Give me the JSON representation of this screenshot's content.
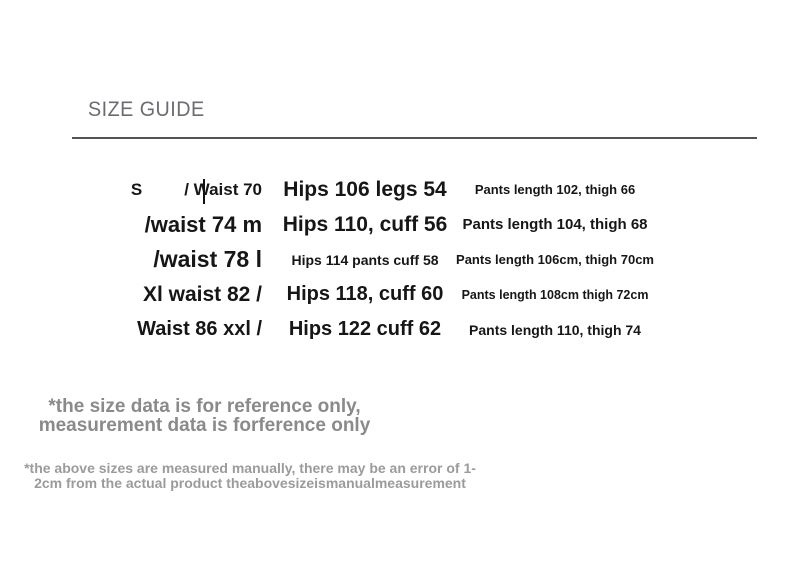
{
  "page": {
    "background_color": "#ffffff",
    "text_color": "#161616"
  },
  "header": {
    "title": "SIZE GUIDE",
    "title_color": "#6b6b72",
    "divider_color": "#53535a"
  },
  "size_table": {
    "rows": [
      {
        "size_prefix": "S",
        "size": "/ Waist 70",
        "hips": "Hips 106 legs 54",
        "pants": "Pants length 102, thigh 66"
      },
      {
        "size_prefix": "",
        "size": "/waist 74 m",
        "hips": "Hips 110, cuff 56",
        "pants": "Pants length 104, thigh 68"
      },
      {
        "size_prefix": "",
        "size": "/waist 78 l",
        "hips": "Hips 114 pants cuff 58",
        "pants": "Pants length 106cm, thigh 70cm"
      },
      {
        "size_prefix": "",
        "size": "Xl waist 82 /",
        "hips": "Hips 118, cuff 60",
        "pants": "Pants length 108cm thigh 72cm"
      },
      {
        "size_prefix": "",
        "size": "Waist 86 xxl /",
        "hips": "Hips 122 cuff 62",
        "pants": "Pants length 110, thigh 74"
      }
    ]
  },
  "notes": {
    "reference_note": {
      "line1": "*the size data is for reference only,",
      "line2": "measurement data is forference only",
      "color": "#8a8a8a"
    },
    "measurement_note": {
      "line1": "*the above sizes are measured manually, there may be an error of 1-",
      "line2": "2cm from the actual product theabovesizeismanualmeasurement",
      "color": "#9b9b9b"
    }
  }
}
----------
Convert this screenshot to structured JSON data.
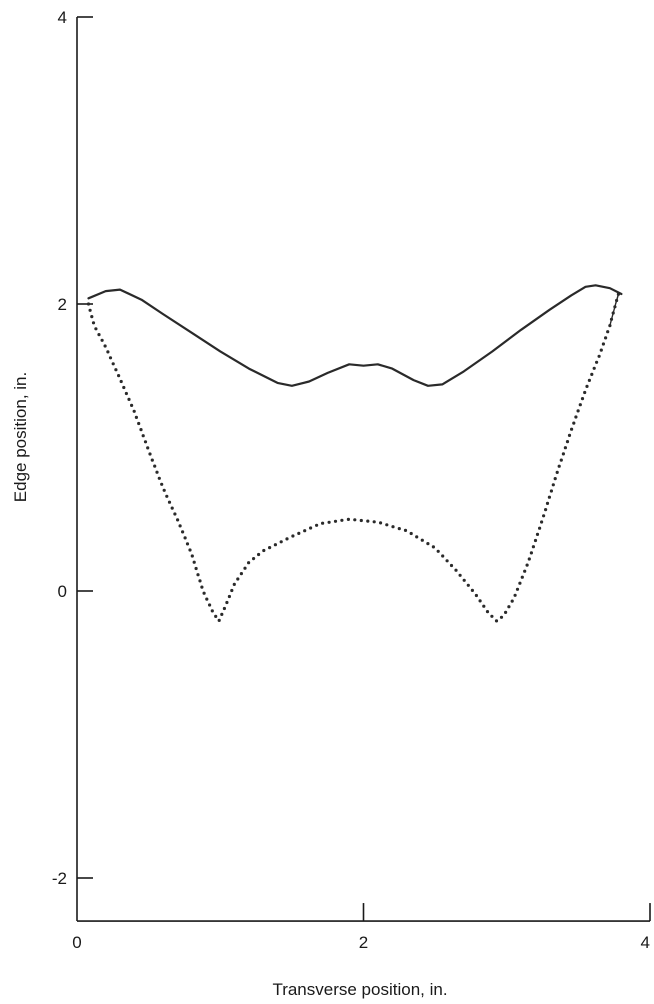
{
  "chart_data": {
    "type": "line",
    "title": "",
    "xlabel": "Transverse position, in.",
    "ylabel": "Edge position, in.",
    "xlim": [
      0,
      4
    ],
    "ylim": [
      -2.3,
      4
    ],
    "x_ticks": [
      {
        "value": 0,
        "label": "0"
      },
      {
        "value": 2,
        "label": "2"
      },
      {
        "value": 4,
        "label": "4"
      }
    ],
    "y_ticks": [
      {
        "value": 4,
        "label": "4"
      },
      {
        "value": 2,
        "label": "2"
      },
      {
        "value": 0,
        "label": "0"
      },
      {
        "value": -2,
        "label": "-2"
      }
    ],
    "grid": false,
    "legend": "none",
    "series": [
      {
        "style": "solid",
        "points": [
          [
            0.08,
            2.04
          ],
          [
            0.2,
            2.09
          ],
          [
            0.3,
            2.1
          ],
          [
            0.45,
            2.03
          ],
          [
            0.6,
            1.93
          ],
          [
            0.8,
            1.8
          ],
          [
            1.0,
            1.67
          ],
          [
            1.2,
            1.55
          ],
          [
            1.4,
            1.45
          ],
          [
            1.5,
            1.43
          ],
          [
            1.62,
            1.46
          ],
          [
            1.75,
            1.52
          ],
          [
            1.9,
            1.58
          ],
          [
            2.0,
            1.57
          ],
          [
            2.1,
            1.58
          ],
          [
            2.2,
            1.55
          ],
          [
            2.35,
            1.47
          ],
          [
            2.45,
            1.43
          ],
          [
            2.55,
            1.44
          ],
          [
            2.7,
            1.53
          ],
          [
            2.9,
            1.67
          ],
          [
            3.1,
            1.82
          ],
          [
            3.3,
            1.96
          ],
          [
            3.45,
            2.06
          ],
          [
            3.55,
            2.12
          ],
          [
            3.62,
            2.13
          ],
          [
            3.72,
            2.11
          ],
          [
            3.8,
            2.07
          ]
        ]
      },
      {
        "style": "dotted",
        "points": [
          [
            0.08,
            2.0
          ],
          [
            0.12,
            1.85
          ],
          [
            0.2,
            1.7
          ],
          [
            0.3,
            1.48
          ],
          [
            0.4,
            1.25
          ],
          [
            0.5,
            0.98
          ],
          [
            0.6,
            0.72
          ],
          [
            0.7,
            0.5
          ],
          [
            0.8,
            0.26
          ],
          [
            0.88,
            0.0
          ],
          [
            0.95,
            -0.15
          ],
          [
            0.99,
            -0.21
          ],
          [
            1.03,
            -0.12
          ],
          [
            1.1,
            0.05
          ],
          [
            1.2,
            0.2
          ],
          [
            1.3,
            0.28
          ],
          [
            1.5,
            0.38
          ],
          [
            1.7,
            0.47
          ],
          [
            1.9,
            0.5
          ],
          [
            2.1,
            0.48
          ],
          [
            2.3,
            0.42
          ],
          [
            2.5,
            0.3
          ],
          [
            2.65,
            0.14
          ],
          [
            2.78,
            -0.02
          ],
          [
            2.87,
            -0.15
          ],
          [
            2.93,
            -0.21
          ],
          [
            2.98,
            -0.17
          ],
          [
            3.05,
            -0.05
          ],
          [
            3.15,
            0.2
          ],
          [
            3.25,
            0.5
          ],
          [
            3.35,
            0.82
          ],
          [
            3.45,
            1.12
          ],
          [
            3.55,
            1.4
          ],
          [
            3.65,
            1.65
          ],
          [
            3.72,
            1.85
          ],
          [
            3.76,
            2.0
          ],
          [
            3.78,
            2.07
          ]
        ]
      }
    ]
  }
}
----------
▸ **What you need to do**
Read the data above. Pull out each line in which the string "this" appears.

▸ **Task output**
Give me the JSON representation of this screenshot's content.
Convert this screenshot to structured JSON data.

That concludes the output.